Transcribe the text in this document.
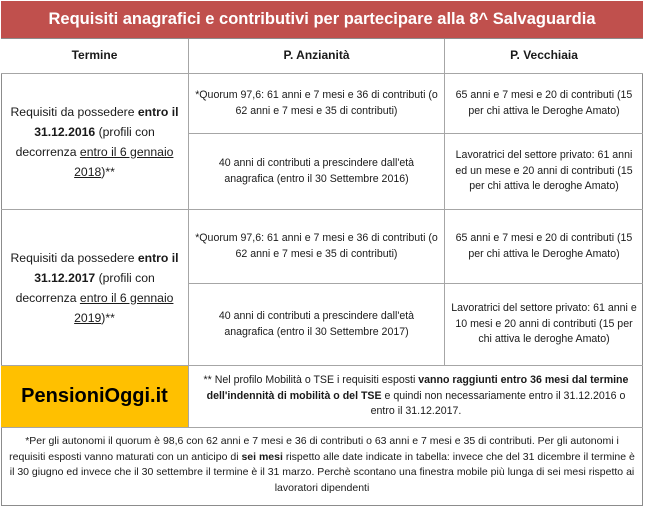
Requisiti anagrafici e contributivi per partecipare alla 8^ Salvaguardia
Termine	P. Anzianità	P. Vecchiaia
Requisiti da possedere entro il 31.12.2016 (profili con decorrenza entro il 6 gennaio 2018)**
*Quorum 97,6: 61 anni e 7 mesi e 36 di contributi (o 62 anni e 7 mesi e 35 di contributi)
65 anni e 7 mesi e 20 di contributi (15 per chi attiva le Deroghe Amato)
40 anni di contributi a prescindere dall'età anagrafica (entro il 30 Settembre 2016)
Lavoratrici del settore privato: 61 anni ed un mese e 20 anni di contributi (15 per chi attiva le deroghe Amato)
Requisiti da possedere entro il 31.12.2017 (profili con decorrenza entro il 6 gennaio 2019)**
*Quorum 97,6: 61 anni e 7 mesi e 36 di contributi (o 62 anni e 7 mesi e 35 di contributi)
65 anni e 7 mesi e 20 di contributi (15 per chi attiva le Deroghe Amato)
40 anni di contributi a prescindere dall'età anagrafica (entro il 30 Settembre 2017)
Lavoratrici del settore privato: 61 anni e 10 mesi e 20 anni di contributi (15 per chi attiva le deroghe Amato)
PensioniOggi.it
** Nel profilo Mobilità o TSE i requisiti esposti vanno raggiunti entro 36 mesi dal termine dell'indennità di mobilità o del TSE e quindi non necessariamente entro il 31.12.2016 o entro il 31.12.2017.
*Per gli autonomi il quorum è 98,6 con 62 anni e 7 mesi e 36 di contributi o 63 anni e 7 mesi e 35 di contributi. Per gli autonomi i requisiti esposti vanno maturati con un anticipo di sei mesi rispetto alle date indicate in tabella: invece che del 31 dicembre il termine è il 30 giugno ed invece che il 30 settembre il termine è il 31 marzo. Perchè scontano una finestra mobile più lunga di sei mesi rispetto ai lavoratori dipendenti
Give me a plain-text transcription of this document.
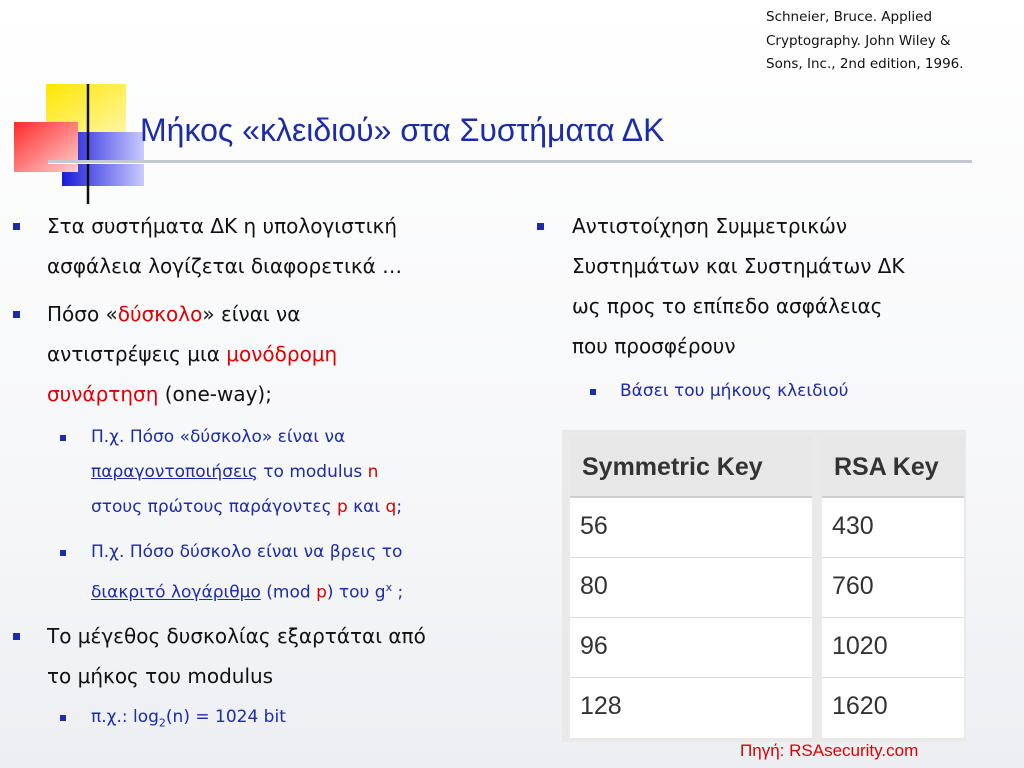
Schneier, Bruce. Applied
Cryptography. John Wiley &
Sons, Inc., 2nd edition, 1996.
Μήκος «κλειδιού» στα Συστήματα ΔΚ
Στα συστήματα ΔΚ η υπολογιστική
ασφάλεια λογίζεται διαφορετικά …
Πόσο «δύσκολο» είναι να
αντιστρέψεις μια μονόδρομη
συνάρτηση (one-way);
Π.χ. Πόσο «δύσκολο» είναι να
παραγοντοποιήσεις το modulus n
στους πρώτους παράγοντες p και q;
Π.χ. Πόσο δύσκολο είναι να βρεις το
διακριτό λογάριθμο (mod p) του $g^x$ ;
Το μέγεθος δυσκολίας εξαρτάται από
το μήκος του modulus
π.χ.: $\log_2(n) = 1024$ bit
Αντιστοίχηση Συμμετρικών
Συστημάτων και Συστημάτων ΔΚ
ως προς το επίπεδο ασφάλειας
που προσφέρουν
Βάσει του μήκους κλειδιού
Symmetric Key
56
80
96
128
RSA Key
430
760
1020
1620
Πηγή: RSAsecurity.com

========

§ THE REQUEST
Copy out all the records exactly, excluding pictures.

§ FULL SOLUTION
Transcribe the text in this document.
Requisiti anagrafici e contributivi per partecipare alla 8^ Salvaguardia
Termine	P. Anzianità	P. Vecchiaia
Requisiti da possedere entro il 31.12.2016 (profili con decorrenza entro il 6 gennaio 2018)**
*Quorum 97,6: 61 anni e 7 mesi e 36 di contributi (o 62 anni e 7 mesi e 35 di contributi)
65 anni e 7 mesi e 20 di contributi (15 per chi attiva le Deroghe Amato)
40 anni di contributi a prescindere dall'età anagrafica (entro il 30 Settembre 2016)
Lavoratrici del settore privato: 61 anni ed un mese e 20 anni di contributi (15 per chi attiva le deroghe Amato)
Requisiti da possedere entro il 31.12.2017 (profili con decorrenza entro il 6 gennaio 2019)**
*Quorum 97,6: 61 anni e 7 mesi e 36 di contributi (o 62 anni e 7 mesi e 35 di contributi)
65 anni e 7 mesi e 20 di contributi (15 per chi attiva le Deroghe Amato)
40 anni di contributi a prescindere dall'età anagrafica (entro il 30 Settembre 2017)
Lavoratrici del settore privato: 61 anni e 10 mesi e 20 anni di contributi (15 per chi attiva le deroghe Amato)
PensioniOggi.it
** Nel profilo Mobilità o TSE i requisiti esposti vanno raggiunti entro 36 mesi dal termine dell'indennità di mobilità o del TSE e quindi non necessariamente entro il 31.12.2016 o entro il 31.12.2017.
*Per gli autonomi il quorum è 98,6 con 62 anni e 7 mesi e 36 di contributi o 63 anni e 7 mesi e 35 di contributi. Per gli autonomi i requisiti esposti vanno maturati con un anticipo di sei mesi rispetto alle date indicate in tabella: invece che del 31 dicembre il termine è il 30 giugno ed invece che il 30 settembre il termine è il 31 marzo. Perchè scontano una finestra mobile più lunga di sei mesi rispetto ai lavoratori dipendenti
Give me a plain-text transcription of this document.
Schneier, Bruce. Applied
Cryptography. John Wiley &
Sons, Inc., 2nd edition, 1996.
Μήκος «κλειδιού» στα Συστήματα ΔΚ
Στα συστήματα ΔΚ η υπολογιστική
ασφάλεια λογίζεται διαφορετικά …
Πόσο «δύσκολο» είναι να
αντιστρέψεις μια μονόδρομη
συνάρτηση (one-way);
Π.χ. Πόσο «δύσκολο» είναι να
παραγοντοποιήσεις το modulus n
στους πρώτους παράγοντες p και q;
Π.χ. Πόσο δύσκολο είναι να βρεις το
διακριτό λογάριθμο (mod p) του $g^x$ ;
Το μέγεθος δυσκολίας εξαρτάται από
το μήκος του modulus
π.χ.: $\log_2(n) = 1024$ bit
Αντιστοίχηση Συμμετρικών
Συστημάτων και Συστημάτων ΔΚ
ως προς το επίπεδο ασφάλειας
που προσφέρουν
Βάσει του μήκους κλειδιού
Symmetric Key
56
80
96
128
RSA Key
430
760
1020
1620
Πηγή: RSAsecurity.com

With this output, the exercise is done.